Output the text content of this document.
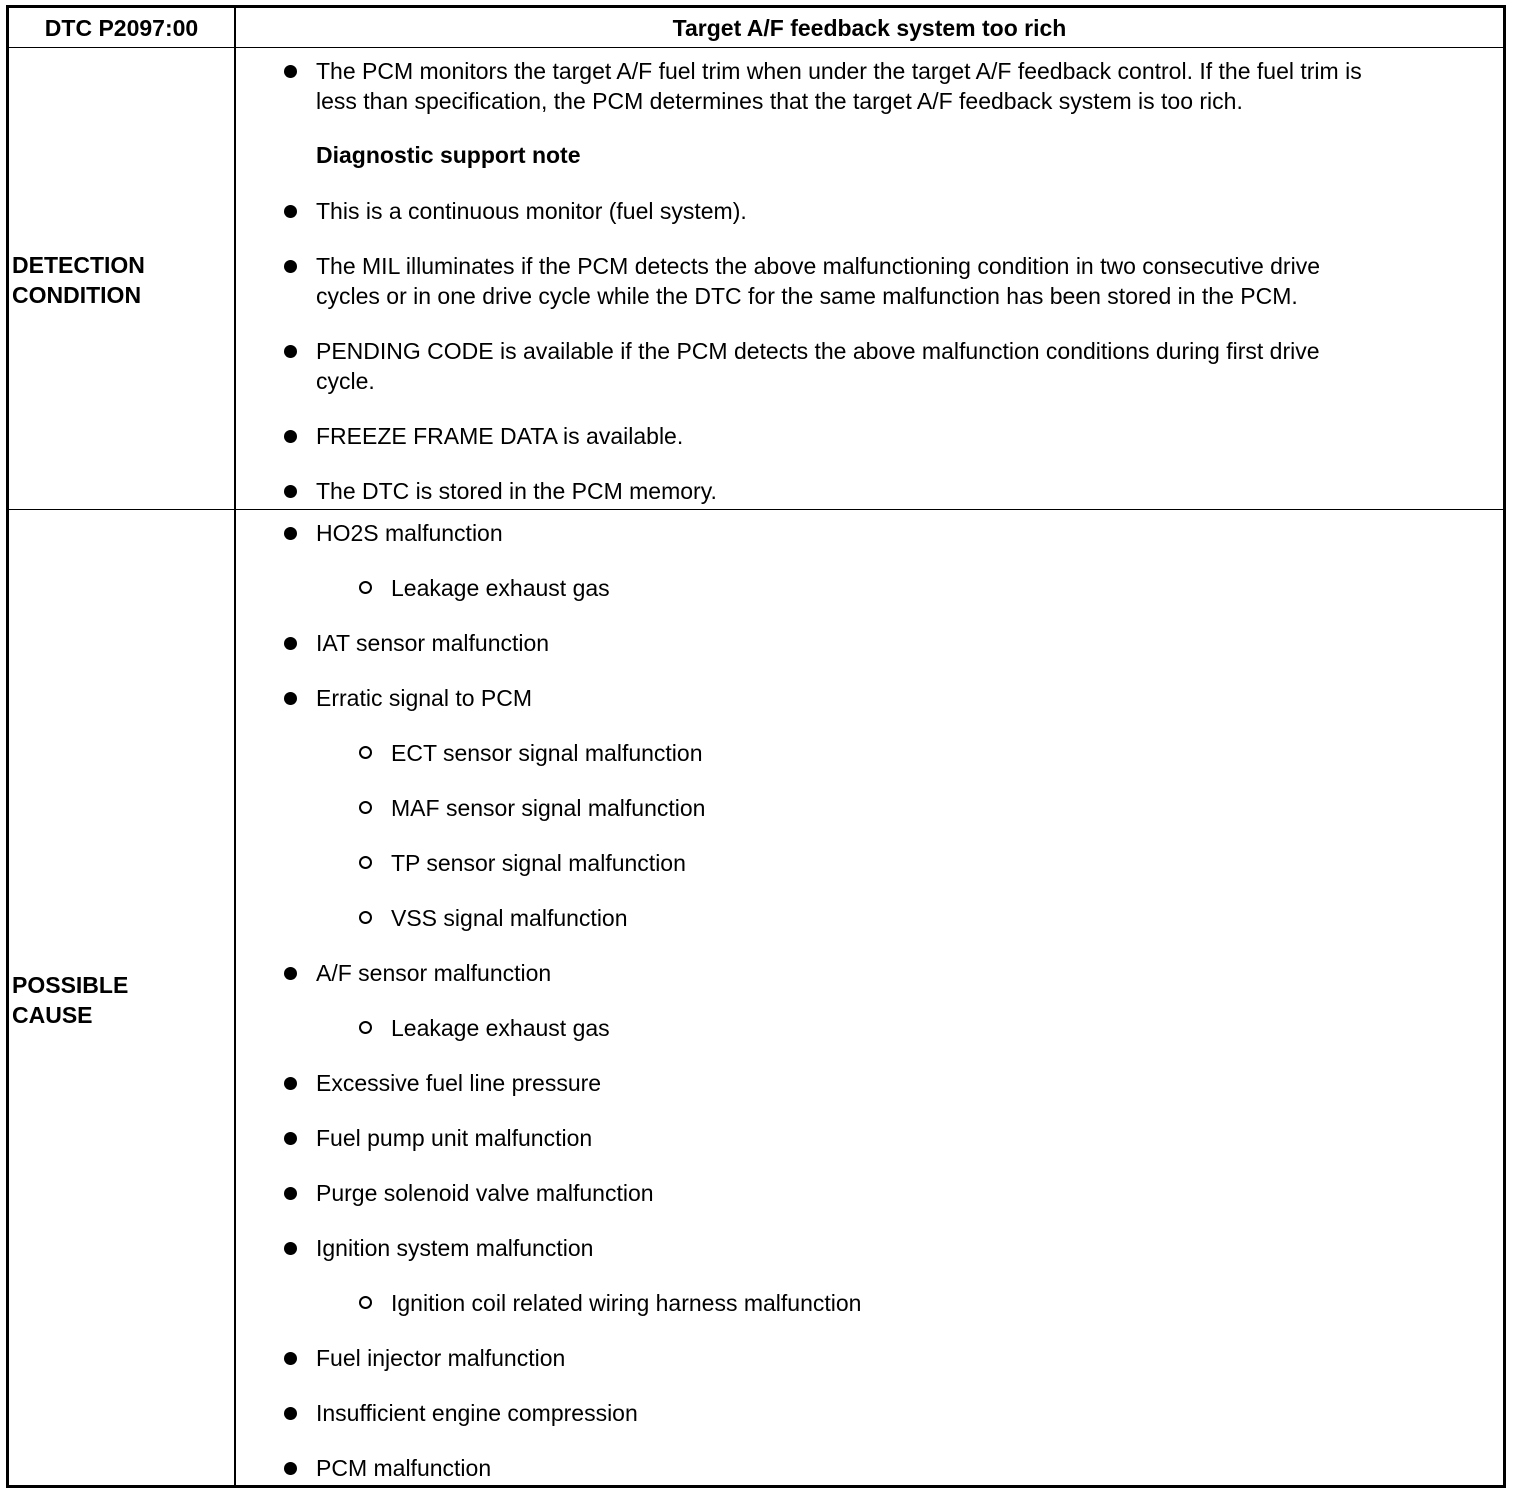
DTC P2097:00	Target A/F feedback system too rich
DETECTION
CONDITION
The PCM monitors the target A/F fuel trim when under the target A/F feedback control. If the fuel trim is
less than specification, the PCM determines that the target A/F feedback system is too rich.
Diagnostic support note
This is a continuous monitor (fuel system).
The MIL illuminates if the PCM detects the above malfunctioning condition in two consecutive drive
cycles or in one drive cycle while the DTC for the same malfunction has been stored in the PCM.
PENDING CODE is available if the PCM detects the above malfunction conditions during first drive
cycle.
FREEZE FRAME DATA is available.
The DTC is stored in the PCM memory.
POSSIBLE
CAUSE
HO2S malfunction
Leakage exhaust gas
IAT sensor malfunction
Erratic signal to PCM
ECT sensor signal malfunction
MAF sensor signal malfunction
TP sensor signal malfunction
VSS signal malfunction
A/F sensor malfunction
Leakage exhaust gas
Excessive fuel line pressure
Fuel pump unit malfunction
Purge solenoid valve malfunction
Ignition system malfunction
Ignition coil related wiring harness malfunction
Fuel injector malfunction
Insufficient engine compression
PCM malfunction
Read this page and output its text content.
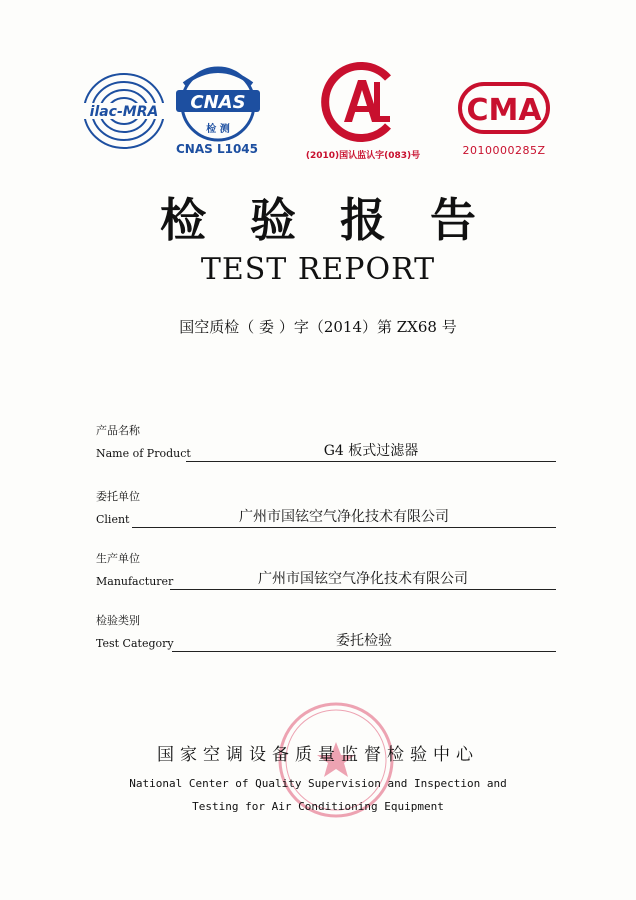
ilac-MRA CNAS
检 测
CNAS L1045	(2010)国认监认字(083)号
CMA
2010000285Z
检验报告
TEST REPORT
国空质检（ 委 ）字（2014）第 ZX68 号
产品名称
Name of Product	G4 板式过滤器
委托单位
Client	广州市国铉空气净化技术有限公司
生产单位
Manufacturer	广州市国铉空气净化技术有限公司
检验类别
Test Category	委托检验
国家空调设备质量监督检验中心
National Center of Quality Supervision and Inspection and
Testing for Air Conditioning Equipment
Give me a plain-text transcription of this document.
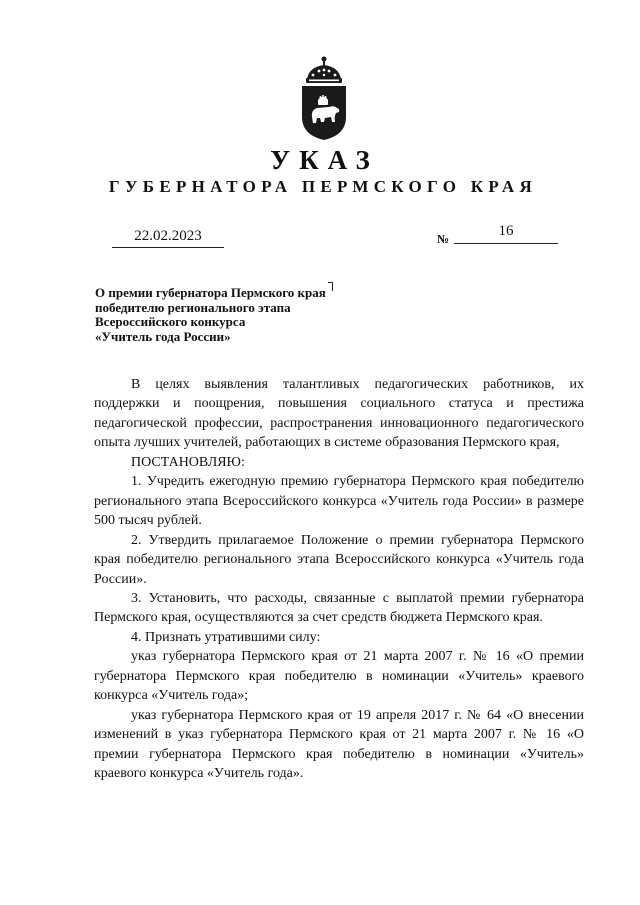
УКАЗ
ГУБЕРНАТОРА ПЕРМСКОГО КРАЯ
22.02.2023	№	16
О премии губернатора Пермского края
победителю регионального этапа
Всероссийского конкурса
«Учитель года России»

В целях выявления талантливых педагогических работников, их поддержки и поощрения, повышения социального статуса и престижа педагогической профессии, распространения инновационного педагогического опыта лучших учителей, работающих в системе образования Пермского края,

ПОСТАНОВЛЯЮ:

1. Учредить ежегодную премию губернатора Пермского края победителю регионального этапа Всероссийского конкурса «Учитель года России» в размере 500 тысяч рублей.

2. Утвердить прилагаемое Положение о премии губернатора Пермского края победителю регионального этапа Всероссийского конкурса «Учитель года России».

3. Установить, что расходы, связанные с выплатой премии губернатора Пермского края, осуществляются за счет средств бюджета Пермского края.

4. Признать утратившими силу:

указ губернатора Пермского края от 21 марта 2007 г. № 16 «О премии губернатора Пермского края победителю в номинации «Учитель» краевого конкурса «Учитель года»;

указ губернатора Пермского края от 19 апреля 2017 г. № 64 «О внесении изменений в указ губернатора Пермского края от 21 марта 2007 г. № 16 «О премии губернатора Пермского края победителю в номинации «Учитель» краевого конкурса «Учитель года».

#### PROMPT:
Leave the images out, please, and restate each line word for word.

#### EXPECTED ANSWER:
Output the text content of this document.
DTC P2097:00	Target A/F feedback system too rich
DETECTION
CONDITION
The PCM monitors the target A/F fuel trim when under the target A/F feedback control. If the fuel trim is
less than specification, the PCM determines that the target A/F feedback system is too rich.
Diagnostic support note
This is a continuous monitor (fuel system).
The MIL illuminates if the PCM detects the above malfunctioning condition in two consecutive drive
cycles or in one drive cycle while the DTC for the same malfunction has been stored in the PCM.
PENDING CODE is available if the PCM detects the above malfunction conditions during first drive
cycle.
FREEZE FRAME DATA is available.
The DTC is stored in the PCM memory.
POSSIBLE
CAUSE
HO2S malfunction
Leakage exhaust gas
IAT sensor malfunction
Erratic signal to PCM
ECT sensor signal malfunction
MAF sensor signal malfunction
TP sensor signal malfunction
VSS signal malfunction
A/F sensor malfunction
Leakage exhaust gas
Excessive fuel line pressure
Fuel pump unit malfunction
Purge solenoid valve malfunction
Ignition system malfunction
Ignition coil related wiring harness malfunction
Fuel injector malfunction
Insufficient engine compression
PCM malfunction
Read this page and output its text content.
ilac-MRA CNAS
检 测
CNAS L1045	(2010)国认监认字(083)号
CMA
2010000285Z
检验报告
TEST REPORT
国空质检（ 委 ）字（2014）第 ZX68 号
产品名称
Name of Product	G4 板式过滤器
委托单位
Client	广州市国铉空气净化技术有限公司
生产单位
Manufacturer	广州市国铉空气净化技术有限公司
检验类别
Test Category	委托检验
国家空调设备质量监督检验中心
National Center of Quality Supervision and Inspection and
Testing for Air Conditioning Equipment
Give me a plain-text transcription of this document.
УКАЗ
ГУБЕРНАТОРА ПЕРМСКОГО КРАЯ
22.02.2023	№	16
О премии губернатора Пермского края
победителю регионального этапа
Всероссийского конкурса
«Учитель года России»

В целях выявления талантливых педагогических работников, их поддержки и поощрения, повышения социального статуса и престижа педагогической профессии, распространения инновационного педагогического опыта лучших учителей, работающих в системе образования Пермского края,

ПОСТАНОВЛЯЮ:

1. Учредить ежегодную премию губернатора Пермского края победителю регионального этапа Всероссийского конкурса «Учитель года России» в размере 500 тысяч рублей.

2. Утвердить прилагаемое Положение о премии губернатора Пермского края победителю регионального этапа Всероссийского конкурса «Учитель года России».

3. Установить, что расходы, связанные с выплатой премии губернатора Пермского края, осуществляются за счет средств бюджета Пермского края.

4. Признать утратившими силу:

указ губернатора Пермского края от 21 марта 2007 г. № 16 «О премии губернатора Пермского края победителю в номинации «Учитель» краевого конкурса «Учитель года»;

указ губернатора Пермского края от 19 апреля 2017 г. № 64 «О внесении изменений в указ губернатора Пермского края от 21 марта 2007 г. № 16 «О премии губернатора Пермского края победителю в номинации «Учитель» краевого конкурса «Учитель года».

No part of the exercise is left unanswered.